■ REQUIREMENTS ■
Filter the entries and keep only the lines where the string "ffffff" appears.

(A block of data)
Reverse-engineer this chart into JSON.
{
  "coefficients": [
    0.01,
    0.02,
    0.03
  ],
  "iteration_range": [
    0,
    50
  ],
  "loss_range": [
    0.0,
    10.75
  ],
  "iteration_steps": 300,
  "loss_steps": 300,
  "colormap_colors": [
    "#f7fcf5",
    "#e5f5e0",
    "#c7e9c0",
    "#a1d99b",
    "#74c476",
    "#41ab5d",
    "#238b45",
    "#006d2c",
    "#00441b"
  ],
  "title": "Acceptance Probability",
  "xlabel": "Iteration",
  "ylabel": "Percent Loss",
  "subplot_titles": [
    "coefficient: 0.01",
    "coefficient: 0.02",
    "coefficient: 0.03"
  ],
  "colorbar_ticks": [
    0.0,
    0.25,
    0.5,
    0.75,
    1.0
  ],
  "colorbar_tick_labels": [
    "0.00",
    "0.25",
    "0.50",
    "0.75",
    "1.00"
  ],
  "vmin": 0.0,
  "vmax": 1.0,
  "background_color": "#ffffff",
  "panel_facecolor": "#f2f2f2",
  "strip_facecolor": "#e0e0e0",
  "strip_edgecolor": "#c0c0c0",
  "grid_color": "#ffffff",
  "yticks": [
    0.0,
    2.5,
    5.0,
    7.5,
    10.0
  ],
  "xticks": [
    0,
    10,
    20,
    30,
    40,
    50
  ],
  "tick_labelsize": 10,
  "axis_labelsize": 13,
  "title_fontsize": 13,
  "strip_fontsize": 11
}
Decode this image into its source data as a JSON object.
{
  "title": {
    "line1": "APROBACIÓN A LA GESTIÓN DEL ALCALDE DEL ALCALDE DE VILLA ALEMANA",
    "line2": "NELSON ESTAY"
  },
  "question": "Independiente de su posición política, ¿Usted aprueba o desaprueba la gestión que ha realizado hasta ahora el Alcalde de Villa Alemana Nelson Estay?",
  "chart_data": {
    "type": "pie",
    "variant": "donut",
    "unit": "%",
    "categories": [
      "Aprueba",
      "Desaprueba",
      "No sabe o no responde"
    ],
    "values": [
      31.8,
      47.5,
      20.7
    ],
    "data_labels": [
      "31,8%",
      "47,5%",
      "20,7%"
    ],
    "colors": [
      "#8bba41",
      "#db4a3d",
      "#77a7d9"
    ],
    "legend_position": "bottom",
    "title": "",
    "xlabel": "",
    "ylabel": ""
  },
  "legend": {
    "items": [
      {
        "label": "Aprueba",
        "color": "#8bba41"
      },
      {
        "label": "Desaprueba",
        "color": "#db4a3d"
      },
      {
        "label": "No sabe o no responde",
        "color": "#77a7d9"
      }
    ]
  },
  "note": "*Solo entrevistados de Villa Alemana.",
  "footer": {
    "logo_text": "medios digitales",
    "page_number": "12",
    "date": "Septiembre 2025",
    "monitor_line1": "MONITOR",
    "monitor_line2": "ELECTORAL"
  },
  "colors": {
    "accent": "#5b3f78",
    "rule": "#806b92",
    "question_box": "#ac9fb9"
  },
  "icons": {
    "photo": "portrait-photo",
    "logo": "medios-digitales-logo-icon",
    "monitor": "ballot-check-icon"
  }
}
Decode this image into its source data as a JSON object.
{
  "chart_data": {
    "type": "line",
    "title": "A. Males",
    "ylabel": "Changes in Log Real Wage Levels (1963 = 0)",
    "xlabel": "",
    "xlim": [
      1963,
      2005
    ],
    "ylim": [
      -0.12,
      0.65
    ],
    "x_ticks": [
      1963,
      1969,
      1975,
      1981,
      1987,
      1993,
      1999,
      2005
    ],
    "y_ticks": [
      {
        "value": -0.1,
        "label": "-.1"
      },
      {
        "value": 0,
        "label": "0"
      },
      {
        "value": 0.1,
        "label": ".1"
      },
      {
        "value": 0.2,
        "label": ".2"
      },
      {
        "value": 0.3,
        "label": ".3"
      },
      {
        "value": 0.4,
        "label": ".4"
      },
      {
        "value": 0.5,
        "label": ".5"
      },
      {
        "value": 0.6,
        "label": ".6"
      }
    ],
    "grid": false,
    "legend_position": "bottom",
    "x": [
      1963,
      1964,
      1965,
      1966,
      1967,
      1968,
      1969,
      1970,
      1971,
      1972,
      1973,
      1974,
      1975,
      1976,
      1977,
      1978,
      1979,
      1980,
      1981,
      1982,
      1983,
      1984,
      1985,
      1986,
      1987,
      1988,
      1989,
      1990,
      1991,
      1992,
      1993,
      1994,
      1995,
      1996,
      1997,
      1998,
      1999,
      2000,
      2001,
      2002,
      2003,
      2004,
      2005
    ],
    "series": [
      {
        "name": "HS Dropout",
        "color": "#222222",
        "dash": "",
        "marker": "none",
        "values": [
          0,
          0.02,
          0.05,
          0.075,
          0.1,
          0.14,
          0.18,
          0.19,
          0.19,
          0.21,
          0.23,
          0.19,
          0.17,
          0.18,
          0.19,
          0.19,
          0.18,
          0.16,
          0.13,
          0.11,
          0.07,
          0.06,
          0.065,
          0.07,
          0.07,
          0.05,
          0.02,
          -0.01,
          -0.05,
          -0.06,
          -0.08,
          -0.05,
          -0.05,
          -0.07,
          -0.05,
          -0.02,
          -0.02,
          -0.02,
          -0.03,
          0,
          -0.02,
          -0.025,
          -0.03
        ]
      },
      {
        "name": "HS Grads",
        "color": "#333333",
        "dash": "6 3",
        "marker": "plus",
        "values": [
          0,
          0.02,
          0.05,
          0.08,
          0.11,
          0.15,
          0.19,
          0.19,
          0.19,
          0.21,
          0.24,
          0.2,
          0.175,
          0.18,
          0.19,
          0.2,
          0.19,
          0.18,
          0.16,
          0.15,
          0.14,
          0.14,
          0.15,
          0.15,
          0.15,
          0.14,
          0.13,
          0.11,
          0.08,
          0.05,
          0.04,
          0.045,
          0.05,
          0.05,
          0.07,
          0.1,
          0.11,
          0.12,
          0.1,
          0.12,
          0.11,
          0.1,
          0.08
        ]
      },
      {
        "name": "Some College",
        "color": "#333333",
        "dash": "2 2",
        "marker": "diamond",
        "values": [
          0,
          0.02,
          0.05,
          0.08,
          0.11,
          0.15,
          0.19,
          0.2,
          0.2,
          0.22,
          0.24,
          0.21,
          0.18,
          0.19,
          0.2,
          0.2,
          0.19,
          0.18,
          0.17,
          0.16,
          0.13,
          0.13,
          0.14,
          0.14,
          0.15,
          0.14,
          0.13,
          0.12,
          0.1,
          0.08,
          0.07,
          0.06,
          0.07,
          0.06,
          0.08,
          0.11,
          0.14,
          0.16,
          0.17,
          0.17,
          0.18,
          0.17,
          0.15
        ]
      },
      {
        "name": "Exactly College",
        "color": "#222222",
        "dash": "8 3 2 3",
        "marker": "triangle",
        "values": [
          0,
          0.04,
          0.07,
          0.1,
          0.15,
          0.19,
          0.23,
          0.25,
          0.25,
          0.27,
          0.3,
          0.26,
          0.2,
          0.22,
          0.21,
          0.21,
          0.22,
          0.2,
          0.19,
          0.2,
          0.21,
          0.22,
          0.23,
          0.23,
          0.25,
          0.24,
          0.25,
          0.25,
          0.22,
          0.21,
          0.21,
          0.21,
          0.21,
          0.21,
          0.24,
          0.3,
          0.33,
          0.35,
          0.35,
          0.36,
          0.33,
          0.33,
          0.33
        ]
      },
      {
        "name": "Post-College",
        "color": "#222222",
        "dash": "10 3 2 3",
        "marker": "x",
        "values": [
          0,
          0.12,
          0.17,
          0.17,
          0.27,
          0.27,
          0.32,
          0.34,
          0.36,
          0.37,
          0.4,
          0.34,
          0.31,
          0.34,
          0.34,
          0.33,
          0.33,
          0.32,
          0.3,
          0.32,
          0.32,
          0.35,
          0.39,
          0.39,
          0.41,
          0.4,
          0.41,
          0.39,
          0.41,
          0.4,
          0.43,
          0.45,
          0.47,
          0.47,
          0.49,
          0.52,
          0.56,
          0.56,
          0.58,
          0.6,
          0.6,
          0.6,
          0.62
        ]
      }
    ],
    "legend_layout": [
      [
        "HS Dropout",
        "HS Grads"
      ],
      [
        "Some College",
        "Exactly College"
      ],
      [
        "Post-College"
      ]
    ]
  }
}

■ ANSWER TO THIS EXERCISE ■
  "background_color": "#ffffff",
  "grid_color": "#ffffff",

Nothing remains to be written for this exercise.